_Dataset listings of figures_
----------

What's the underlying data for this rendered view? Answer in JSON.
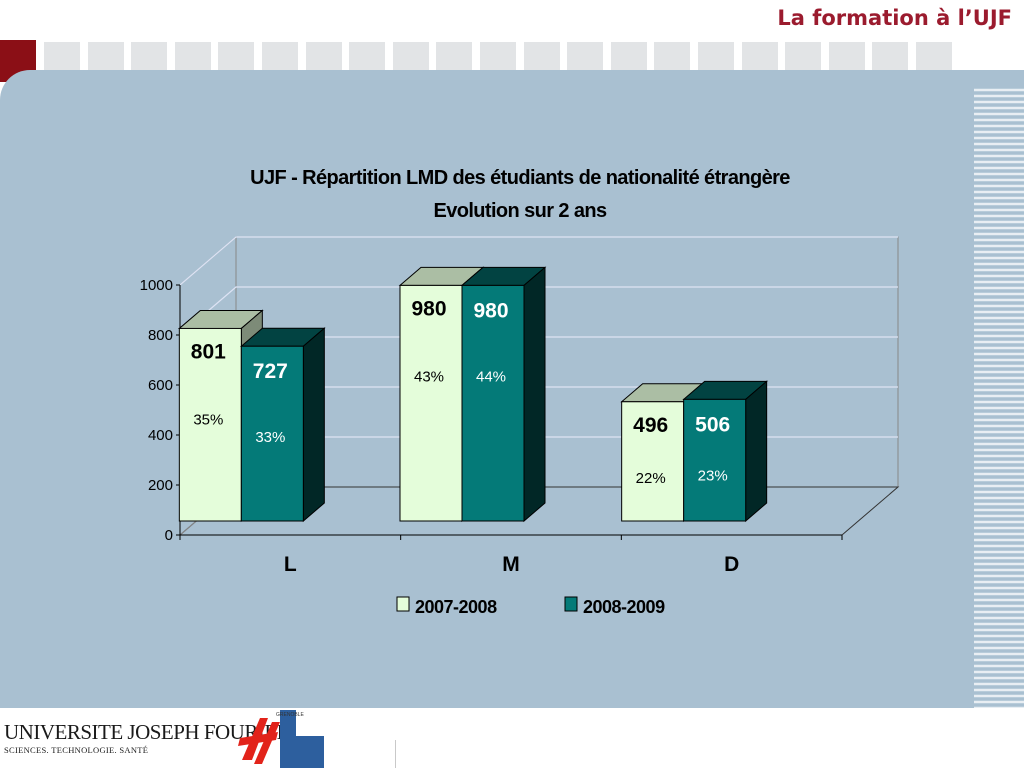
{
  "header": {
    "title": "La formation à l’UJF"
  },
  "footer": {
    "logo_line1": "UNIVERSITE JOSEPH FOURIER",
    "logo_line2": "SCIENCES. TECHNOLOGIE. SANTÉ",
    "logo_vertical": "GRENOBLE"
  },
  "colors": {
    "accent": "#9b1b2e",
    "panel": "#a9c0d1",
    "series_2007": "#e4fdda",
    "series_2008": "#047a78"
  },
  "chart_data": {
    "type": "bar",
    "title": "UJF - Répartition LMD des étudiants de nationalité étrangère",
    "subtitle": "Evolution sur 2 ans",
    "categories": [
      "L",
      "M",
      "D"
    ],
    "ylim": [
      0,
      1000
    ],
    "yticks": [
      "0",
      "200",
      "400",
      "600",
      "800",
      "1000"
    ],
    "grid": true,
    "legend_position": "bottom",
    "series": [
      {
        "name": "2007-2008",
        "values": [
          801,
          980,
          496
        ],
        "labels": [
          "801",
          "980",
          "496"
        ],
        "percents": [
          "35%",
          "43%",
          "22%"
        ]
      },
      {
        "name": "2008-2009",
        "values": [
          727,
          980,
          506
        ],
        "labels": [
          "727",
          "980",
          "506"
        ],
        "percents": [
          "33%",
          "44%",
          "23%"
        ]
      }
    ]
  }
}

----------

_Exercise directions_
All preceding records should be duplicated verbatim, images excepted.

_Finished task_
What's the underlying data for this rendered view? Answer in JSON.
{
  "header": {
    "title": "La formation à l’UJF"
  },
  "footer": {
    "logo_line1": "UNIVERSITE JOSEPH FOURIER",
    "logo_line2": "SCIENCES. TECHNOLOGIE. SANTÉ",
    "logo_vertical": "GRENOBLE"
  },
  "colors": {
    "accent": "#9b1b2e",
    "panel": "#a9c0d1",
    "series_2007": "#e4fdda",
    "series_2008": "#047a78"
  },
  "chart_data": {
    "type": "bar",
    "title": "UJF - Répartition LMD des étudiants de nationalité étrangère",
    "subtitle": "Evolution sur 2 ans",
    "categories": [
      "L",
      "M",
      "D"
    ],
    "ylim": [
      0,
      1000
    ],
    "yticks": [
      "0",
      "200",
      "400",
      "600",
      "800",
      "1000"
    ],
    "grid": true,
    "legend_position": "bottom",
    "series": [
      {
        "name": "2007-2008",
        "values": [
          801,
          980,
          496
        ],
        "labels": [
          "801",
          "980",
          "496"
        ],
        "percents": [
          "35%",
          "43%",
          "22%"
        ]
      },
      {
        "name": "2008-2009",
        "values": [
          727,
          980,
          506
        ],
        "labels": [
          "727",
          "980",
          "506"
        ],
        "percents": [
          "33%",
          "44%",
          "23%"
        ]
      }
    ]
  }
}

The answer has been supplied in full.